*EXERCISE DESCRIPTION*. Transcribe the data below line for line, reproducing every character without alteration.

*ENTRIES SUPPLIED*.
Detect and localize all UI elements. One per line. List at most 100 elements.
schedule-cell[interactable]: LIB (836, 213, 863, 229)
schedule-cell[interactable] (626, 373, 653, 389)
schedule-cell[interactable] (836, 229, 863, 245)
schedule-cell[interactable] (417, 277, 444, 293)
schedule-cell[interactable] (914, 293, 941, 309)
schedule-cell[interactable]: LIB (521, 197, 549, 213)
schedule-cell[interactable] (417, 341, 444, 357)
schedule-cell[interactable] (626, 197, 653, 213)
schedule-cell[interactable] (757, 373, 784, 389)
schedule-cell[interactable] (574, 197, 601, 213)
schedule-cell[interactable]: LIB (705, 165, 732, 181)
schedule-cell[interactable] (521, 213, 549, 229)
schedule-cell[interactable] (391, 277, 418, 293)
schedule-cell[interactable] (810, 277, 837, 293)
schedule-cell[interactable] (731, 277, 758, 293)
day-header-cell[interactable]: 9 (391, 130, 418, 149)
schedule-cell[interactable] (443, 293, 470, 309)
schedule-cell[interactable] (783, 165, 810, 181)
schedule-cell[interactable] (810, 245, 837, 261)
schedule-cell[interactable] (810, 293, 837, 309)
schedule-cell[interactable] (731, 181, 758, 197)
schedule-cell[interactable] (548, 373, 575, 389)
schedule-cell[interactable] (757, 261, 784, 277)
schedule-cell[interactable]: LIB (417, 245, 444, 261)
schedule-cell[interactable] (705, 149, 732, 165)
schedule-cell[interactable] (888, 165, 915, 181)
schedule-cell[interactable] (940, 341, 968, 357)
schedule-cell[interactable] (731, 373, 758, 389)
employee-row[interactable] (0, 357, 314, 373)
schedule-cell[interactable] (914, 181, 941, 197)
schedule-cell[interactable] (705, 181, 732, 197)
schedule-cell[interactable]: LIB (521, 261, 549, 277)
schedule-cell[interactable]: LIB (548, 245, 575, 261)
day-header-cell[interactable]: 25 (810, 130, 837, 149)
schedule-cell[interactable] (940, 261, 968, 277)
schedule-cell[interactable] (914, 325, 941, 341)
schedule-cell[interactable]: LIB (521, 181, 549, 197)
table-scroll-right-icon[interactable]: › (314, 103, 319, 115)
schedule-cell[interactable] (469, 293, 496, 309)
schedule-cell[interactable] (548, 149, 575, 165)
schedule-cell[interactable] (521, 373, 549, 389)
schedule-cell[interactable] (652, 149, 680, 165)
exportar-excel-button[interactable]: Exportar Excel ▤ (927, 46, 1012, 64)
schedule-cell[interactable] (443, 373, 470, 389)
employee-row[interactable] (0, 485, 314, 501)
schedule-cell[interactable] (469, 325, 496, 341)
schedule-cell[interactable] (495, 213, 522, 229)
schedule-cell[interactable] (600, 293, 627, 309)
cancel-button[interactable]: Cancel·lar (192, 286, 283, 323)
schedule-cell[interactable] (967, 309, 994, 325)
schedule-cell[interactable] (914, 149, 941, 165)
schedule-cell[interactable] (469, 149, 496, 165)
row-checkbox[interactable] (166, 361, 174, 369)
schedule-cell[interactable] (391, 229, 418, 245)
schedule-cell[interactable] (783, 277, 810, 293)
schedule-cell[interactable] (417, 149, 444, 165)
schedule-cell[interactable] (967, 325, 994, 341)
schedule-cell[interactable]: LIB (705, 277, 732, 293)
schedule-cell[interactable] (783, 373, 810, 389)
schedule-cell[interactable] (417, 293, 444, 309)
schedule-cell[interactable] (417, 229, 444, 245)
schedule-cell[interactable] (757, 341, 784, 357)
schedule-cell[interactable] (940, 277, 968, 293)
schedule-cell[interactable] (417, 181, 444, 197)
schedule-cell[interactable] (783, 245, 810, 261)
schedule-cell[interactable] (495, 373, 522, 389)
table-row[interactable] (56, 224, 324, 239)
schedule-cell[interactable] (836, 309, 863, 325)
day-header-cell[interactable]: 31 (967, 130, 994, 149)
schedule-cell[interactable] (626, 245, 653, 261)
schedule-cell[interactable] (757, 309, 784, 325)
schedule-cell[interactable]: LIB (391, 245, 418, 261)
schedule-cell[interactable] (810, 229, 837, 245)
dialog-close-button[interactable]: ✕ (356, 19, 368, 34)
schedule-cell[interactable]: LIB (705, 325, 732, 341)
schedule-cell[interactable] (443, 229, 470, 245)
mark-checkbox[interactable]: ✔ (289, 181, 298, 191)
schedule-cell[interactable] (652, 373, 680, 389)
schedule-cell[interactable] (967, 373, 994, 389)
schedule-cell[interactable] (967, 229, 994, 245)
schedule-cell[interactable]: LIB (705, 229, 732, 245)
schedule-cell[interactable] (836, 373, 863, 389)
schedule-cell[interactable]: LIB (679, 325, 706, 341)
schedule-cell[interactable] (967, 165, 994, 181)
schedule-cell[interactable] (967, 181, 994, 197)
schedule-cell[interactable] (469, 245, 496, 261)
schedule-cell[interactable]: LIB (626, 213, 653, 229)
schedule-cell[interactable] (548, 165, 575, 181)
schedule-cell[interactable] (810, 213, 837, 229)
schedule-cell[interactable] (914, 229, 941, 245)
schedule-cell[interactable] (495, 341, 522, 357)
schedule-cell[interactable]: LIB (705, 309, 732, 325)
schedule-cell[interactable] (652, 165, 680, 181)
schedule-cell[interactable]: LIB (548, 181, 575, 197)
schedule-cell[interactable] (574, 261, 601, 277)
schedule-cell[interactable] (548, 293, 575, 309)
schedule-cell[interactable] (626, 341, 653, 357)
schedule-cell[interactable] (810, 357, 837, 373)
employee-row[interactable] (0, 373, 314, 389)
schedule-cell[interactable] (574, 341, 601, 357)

*RESULT FOR THIS EXERCISE*.
Detect and localize all UI elements. One per line. List at most 100 elements.
schedule-cell[interactable]: LIB (836, 213, 863, 229)
schedule-cell[interactable] (626, 373, 653, 389)
schedule-cell[interactable] (836, 229, 863, 245)
schedule-cell[interactable] (417, 277, 444, 293)
schedule-cell[interactable] (914, 293, 941, 309)
schedule-cell[interactable]: LIB (521, 197, 549, 213)
schedule-cell[interactable] (417, 341, 444, 357)
schedule-cell[interactable] (626, 197, 653, 213)
schedule-cell[interactable] (757, 373, 784, 389)
schedule-cell[interactable] (574, 197, 601, 213)
schedule-cell[interactable]: LIB (705, 165, 732, 181)
schedule-cell[interactable] (521, 213, 549, 229)
schedule-cell[interactable] (391, 277, 418, 293)
schedule-cell[interactable] (810, 277, 837, 293)
schedule-cell[interactable] (731, 277, 758, 293)
day-header-cell[interactable]: 9 (391, 130, 418, 149)
schedule-cell[interactable] (443, 293, 470, 309)
schedule-cell[interactable] (783, 165, 810, 181)
schedule-cell[interactable] (810, 245, 837, 261)
schedule-cell[interactable] (810, 293, 837, 309)
schedule-cell[interactable] (731, 181, 758, 197)
schedule-cell[interactable] (548, 373, 575, 389)
schedule-cell[interactable] (757, 261, 784, 277)
schedule-cell[interactable]: LIB (417, 245, 444, 261)
schedule-cell[interactable] (705, 149, 732, 165)
schedule-cell[interactable] (888, 165, 915, 181)
schedule-cell[interactable] (940, 341, 968, 357)
schedule-cell[interactable] (731, 373, 758, 389)
employee-row[interactable] (0, 357, 314, 373)
schedule-cell[interactable] (914, 181, 941, 197)
schedule-cell[interactable] (705, 181, 732, 197)
schedule-cell[interactable]: LIB (521, 261, 549, 277)
schedule-cell[interactable]: LIB (548, 245, 575, 261)
day-header-cell[interactable]: 25 (810, 130, 837, 149)
schedule-cell[interactable] (940, 261, 968, 277)
schedule-cell[interactable] (914, 325, 941, 341)
schedule-cell[interactable]: LIB (521, 181, 549, 197)
table-scroll-right-icon[interactable]: › (314, 103, 319, 115)
schedule-cell[interactable] (469, 293, 496, 309)
schedule-cell[interactable] (548, 149, 575, 165)
schedule-cell[interactable] (521, 373, 549, 389)
schedule-cell[interactable] (652, 149, 680, 165)
exportar-excel-button[interactable]: Exportar Excel ▤ (927, 46, 1012, 64)
schedule-cell[interactable] (443, 373, 470, 389)
employee-row[interactable] (0, 485, 314, 501)
schedule-cell[interactable] (469, 325, 496, 341)
schedule-cell[interactable] (495, 213, 522, 229)
schedule-cell[interactable] (600, 293, 627, 309)
cancel-button[interactable]: Cancel·lar (192, 286, 283, 323)
schedule-cell[interactable] (967, 309, 994, 325)
schedule-cell[interactable] (914, 149, 941, 165)
schedule-cell[interactable] (469, 149, 496, 165)
row-checkbox[interactable] (166, 361, 174, 369)
schedule-cell[interactable] (391, 229, 418, 245)
schedule-cell[interactable] (783, 277, 810, 293)
schedule-cell[interactable] (417, 149, 444, 165)
schedule-cell[interactable] (967, 325, 994, 341)
schedule-cell[interactable]: LIB (705, 277, 732, 293)
schedule-cell[interactable] (783, 373, 810, 389)
schedule-cell[interactable] (417, 293, 444, 309)
schedule-cell[interactable] (417, 229, 444, 245)
schedule-cell[interactable] (757, 341, 784, 357)
schedule-cell[interactable] (940, 277, 968, 293)
schedule-cell[interactable] (417, 181, 444, 197)
schedule-cell[interactable] (783, 245, 810, 261)
schedule-cell[interactable] (495, 373, 522, 389)
table-row[interactable] (56, 224, 324, 239)
schedule-cell[interactable] (836, 309, 863, 325)
day-header-cell[interactable]: 31 (967, 130, 994, 149)
schedule-cell[interactable] (626, 245, 653, 261)
schedule-cell[interactable] (757, 309, 784, 325)
schedule-cell[interactable]: LIB (391, 245, 418, 261)
schedule-cell[interactable] (810, 229, 837, 245)
dialog-close-button[interactable]: ✕ (356, 19, 368, 34)
schedule-cell[interactable]: LIB (705, 325, 732, 341)
schedule-cell[interactable] (443, 229, 470, 245)
mark-checkbox[interactable]: ✔ (289, 181, 298, 191)
schedule-cell[interactable] (652, 373, 680, 389)
schedule-cell[interactable] (967, 373, 994, 389)
schedule-cell[interactable] (967, 229, 994, 245)
schedule-cell[interactable]: LIB (705, 229, 732, 245)
schedule-cell[interactable] (836, 373, 863, 389)
schedule-cell[interactable]: LIB (679, 325, 706, 341)
schedule-cell[interactable] (967, 165, 994, 181)
schedule-cell[interactable] (967, 181, 994, 197)
schedule-cell[interactable] (469, 245, 496, 261)
schedule-cell[interactable]: LIB (626, 213, 653, 229)
schedule-cell[interactable] (548, 165, 575, 181)
schedule-cell[interactable] (810, 213, 837, 229)
schedule-cell[interactable] (914, 229, 941, 245)
schedule-cell[interactable] (495, 341, 522, 357)
schedule-cell[interactable]: LIB (705, 309, 732, 325)
schedule-cell[interactable] (652, 165, 680, 181)
schedule-cell[interactable]: LIB (548, 181, 575, 197)
schedule-cell[interactable] (574, 261, 601, 277)
schedule-cell[interactable] (548, 293, 575, 309)
schedule-cell[interactable] (626, 341, 653, 357)
schedule-cell[interactable] (810, 357, 837, 373)
employee-row[interactable] (0, 373, 314, 389)
schedule-cell[interactable] (574, 341, 601, 357)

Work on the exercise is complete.